:: AIM ::
Go through the data and copy every line exactly, but not the images.

:: DATASET ENTRIES ::
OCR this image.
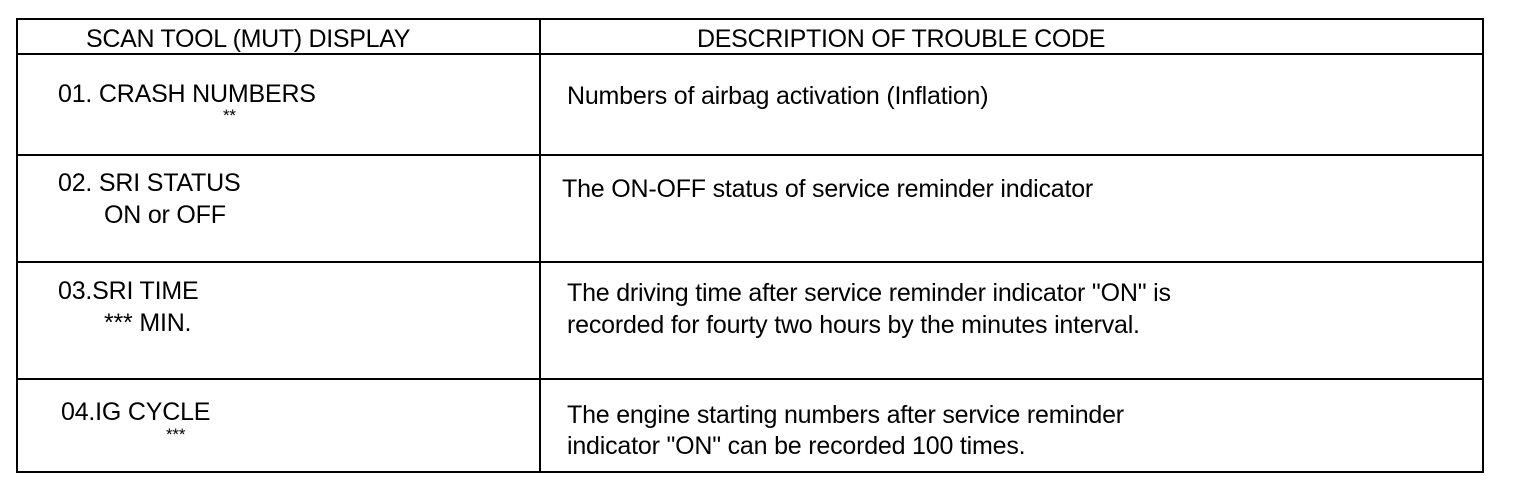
SCAN TOOL (MUT) DISPLAY	DESCRIPTION OF TROUBLE CODE
01. CRASH NUMBERS
**
Numbers of airbag activation (Inflation)
02. SRI STATUS
ON or OFF
The ON-OFF status of service reminder indicator
03.SRI TIME
*** MIN.
The driving time after service reminder indicator "ON" is
recorded for fourty two hours by the minutes interval.
04.IG CYCLE
***
The engine starting numbers after service reminder
indicator "ON" can be recorded 100 times.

:: RESULT OF THIS TASK ::
OCR this image.
SCAN TOOL (MUT) DISPLAY	DESCRIPTION OF TROUBLE CODE
01. CRASH NUMBERS
**
Numbers of airbag activation (Inflation)
02. SRI STATUS
ON or OFF
The ON-OFF status of service reminder indicator
03.SRI TIME
*** MIN.
The driving time after service reminder indicator "ON" is
recorded for fourty two hours by the minutes interval.
04.IG CYCLE
***
The engine starting numbers after service reminder
indicator "ON" can be recorded 100 times.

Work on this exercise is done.